_WHAT THE TASK REQUIRES:_
Filter the listing below, copying every line in which the word "Report" appears.

_THE DATA:_
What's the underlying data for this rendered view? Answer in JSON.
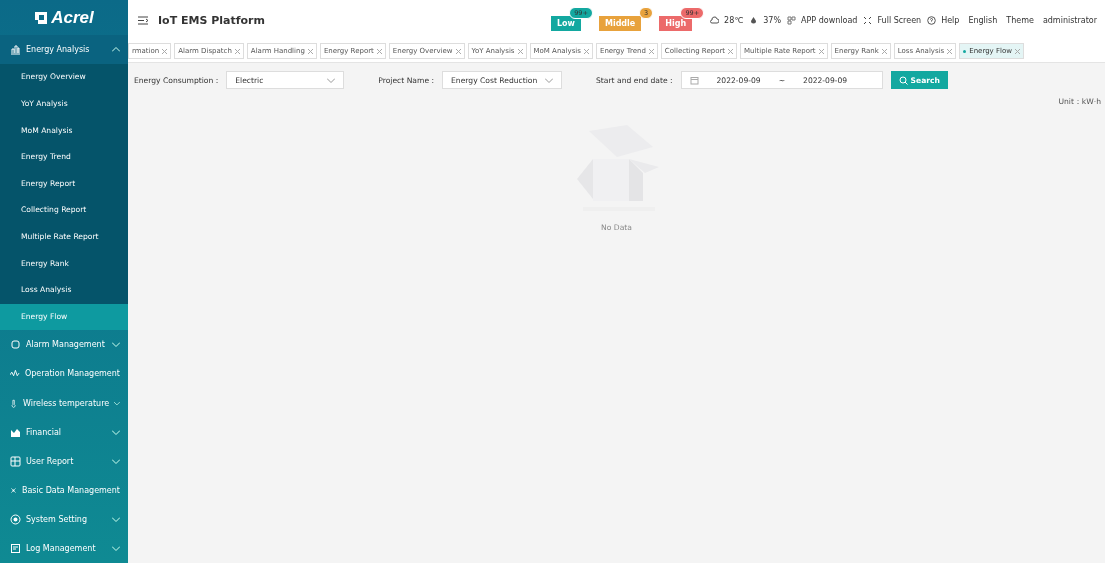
{
  "logo": "Acrel",
  "app_title": "IoT EMS Platform",
  "alarm_badges": [
    {
      "label": "Low",
      "count": "99+",
      "color": "#13a8a0"
    },
    {
      "label": "Middle",
      "count": "3",
      "color": "#e8a23c"
    },
    {
      "label": "High",
      "count": "99+",
      "color": "#ec6a6a"
    }
  ],
  "header_items": [
    {
      "kind": "weather",
      "label": "28℃"
    },
    {
      "kind": "humidity",
      "label": "37%"
    },
    {
      "kind": "qr",
      "label": "APP download"
    },
    {
      "kind": "fullscreen",
      "label": "Full Screen"
    },
    {
      "kind": "help",
      "label": "Help"
    },
    {
      "kind": "text",
      "label": "English"
    },
    {
      "kind": "text",
      "label": "Theme"
    },
    {
      "kind": "text",
      "label": "administrator"
    }
  ],
  "sidebar": {
    "items": [
      {
        "label": "Energy Analysis",
        "expanded": true,
        "has_caret": true,
        "children": [
          {
            "label": "Energy Overview",
            "selected": false
          },
          {
            "label": "YoY Analysis",
            "selected": false
          },
          {
            "label": "MoM Analysis",
            "selected": false
          },
          {
            "label": "Energy Trend",
            "selected": false
          },
          {
            "label": "Energy Report",
            "selected": false
          },
          {
            "label": "Collecting Report",
            "selected": false
          },
          {
            "label": "Multiple Rate Report",
            "selected": false
          },
          {
            "label": "Energy Rank",
            "selected": false
          },
          {
            "label": "Loss Analysis",
            "selected": false
          },
          {
            "label": "Energy Flow",
            "selected": true
          }
        ]
      },
      {
        "label": "Alarm Management",
        "expanded": false,
        "has_caret": true
      },
      {
        "label": "Operation Management",
        "expanded": false,
        "has_caret": false
      },
      {
        "label": "Wireless temperature",
        "expanded": false,
        "has_caret": true
      },
      {
        "label": "Financial",
        "expanded": false,
        "has_caret": true
      },
      {
        "label": "User Report",
        "expanded": false,
        "has_caret": true
      },
      {
        "label": "Basic Data Management",
        "expanded": false,
        "has_caret": false
      },
      {
        "label": "System Setting",
        "expanded": false,
        "has_caret": true
      },
      {
        "label": "Log Management",
        "expanded": false,
        "has_caret": true
      }
    ]
  },
  "tabs": [
    {
      "label": "rmation",
      "selected": false
    },
    {
      "label": "Alarm Dispatch",
      "selected": false
    },
    {
      "label": "Alarm Handling",
      "selected": false
    },
    {
      "label": "Energy Report",
      "selected": false
    },
    {
      "label": "Energy Overview",
      "selected": false
    },
    {
      "label": "YoY Analysis",
      "selected": false
    },
    {
      "label": "MoM Analysis",
      "selected": false
    },
    {
      "label": "Energy Trend",
      "selected": false
    },
    {
      "label": "Collecting Report",
      "selected": false
    },
    {
      "label": "Multiple Rate Report",
      "selected": false
    },
    {
      "label": "Energy Rank",
      "selected": false
    },
    {
      "label": "Loss Analysis",
      "selected": false
    },
    {
      "label": "Energy Flow",
      "selected": true
    }
  ],
  "filters": {
    "energy_label": "Energy Consumption :",
    "energy_value": "Electric",
    "project_label": "Project Name :",
    "project_value": "Energy Cost Reduction",
    "date_label": "Start and end date :",
    "start_date": "2022-09-09",
    "separator": "~",
    "end_date": "2022-09-09",
    "search_button": "Search"
  },
  "unit": "Unit：kW·h",
  "empty_text": "No Data"
}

_EXERCISE RESULT:_
            "label": "Energy Report",
            "label": "Collecting Report",
            "label": "Multiple Rate Report",
        "label": "User Report",
      "label": "Energy Report",
      "label": "Collecting Report",
      "label": "Multiple Rate Report",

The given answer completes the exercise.